Extract:
Your line is now open.

Salveen RichterGoldman Sachs — Analyst

Good afternoon. Thanks for taking my question. On business development, you have noted the potential for a $5 billion to $6 billion deal in oncology or I&I. Where are you seeing the greatest opportunity to leverage your current clinical and commercial infrastructure? Thank you.

Dan O’DayChairman and Chief Executive Officer

Great. Thanks, Salveen. This is Dan. Maybe I’ll start and then ask others to add, but appreciate the — the question.

I think just to reinforce our M&A strategy, I mean nothing has changed from a business to development perspective. And particularly, that’s against the context of the background of nearly doubling our clinical trials underway over the past four years, multiple late-stage results. As you know, we’re expecting more than 20 results still this year, and against the backdrop of no significant patent expirations, in our business until early parts of the next decade. So, I think we’ll continue to be opportunistic about pursuing business development in the three areas that we are focused on, which is obviously virology, oncology, and inflammation, will be driven by the science. We continue to articulate that, you know, building our — our late research early development pipeline is probably one of our biggest focuses and will continue to look at later-stage deals as they fit into our portfolio and our range. It might also be important to note that, you know, we are back to pre-Immunomedics levels now relative to our leverage ratios.

And — and so, we’re comfortable with our ability to put capital to work. But nothing has changed, and we feel we have everything within Gilead right now to achieve our ambitions over the second half of this decade.

Jacquie RossVice President, Investor Relations

Victoria, may we have our next question, please.

Operator

Of course. The next question comes from the line of Carter Gould with Barclays. Your line is now open.

Leon WangBarclays — Analyst

Hi, this is Leon Wang on for Carter. Thanks for taking my question. So, at this point, what conviction do you have anito-cel will differentiate neurotox or Parkinsonian-ism versus your competitors? And if the lack of neurotox data recapitulate later this year, would that be derisking in your view, and how important would that be in the market? Thank you.

Dan O’DayChairman and Chief Executive Officer

Thank you, Leon. So, we’ve got Cindy Perettie here to handle that. Thanks.

Cindy PerettieExecutive Vice President, Kite

Thank you. Thank you for the question. I think with the anito-cel data, we expect to complete the enrollment of our iMMagine-1 study this year, where we would have been 100 patients worth of data. And obviously, we’re going to continue to look for safety signals, neurotoxic as you suggested, but to date, we have not observed any. Your second part of that question was do we see that as a differentiator, and I would definitely see that as a differentiator in the marketplace if we were to come forward with a differentiated safety profile.

I think the other component to remind you of is we also believe it’s possible to have a differentiated efficacy profile. And today, based on the D domain kind of transduction efficiency, we’re able to use half the dose that we’re seeing with our competitors, and that could play both with safety and efficacy. Thank you.

Jacquie RossVice President, Investor Relations

Great. Victoria, ready for our next question, please.

What is being asked:
In the transcript, how many patients' worth of data does Cindy Perettie say completing enrollment of the iMMagine-1 study this year would provide?

Stored data:
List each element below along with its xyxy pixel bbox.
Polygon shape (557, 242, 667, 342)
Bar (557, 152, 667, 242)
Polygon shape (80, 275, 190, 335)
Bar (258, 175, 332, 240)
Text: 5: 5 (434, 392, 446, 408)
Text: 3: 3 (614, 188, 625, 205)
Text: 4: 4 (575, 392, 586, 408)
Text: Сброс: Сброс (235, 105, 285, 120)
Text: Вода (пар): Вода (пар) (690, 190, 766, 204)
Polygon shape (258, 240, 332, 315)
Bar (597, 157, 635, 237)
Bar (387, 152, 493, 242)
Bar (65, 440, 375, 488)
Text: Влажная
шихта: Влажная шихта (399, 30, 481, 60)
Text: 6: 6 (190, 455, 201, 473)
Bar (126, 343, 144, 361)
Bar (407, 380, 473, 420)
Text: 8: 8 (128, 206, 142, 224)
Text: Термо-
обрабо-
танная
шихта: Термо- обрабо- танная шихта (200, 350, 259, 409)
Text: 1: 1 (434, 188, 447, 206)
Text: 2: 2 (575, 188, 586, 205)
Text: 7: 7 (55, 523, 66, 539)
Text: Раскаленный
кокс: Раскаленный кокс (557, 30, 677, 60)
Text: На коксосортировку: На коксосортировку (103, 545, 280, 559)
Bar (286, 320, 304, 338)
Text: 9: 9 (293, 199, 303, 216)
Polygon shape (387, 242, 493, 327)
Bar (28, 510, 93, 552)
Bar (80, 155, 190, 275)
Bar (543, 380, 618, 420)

Exercise response:
100 patients' worth of data.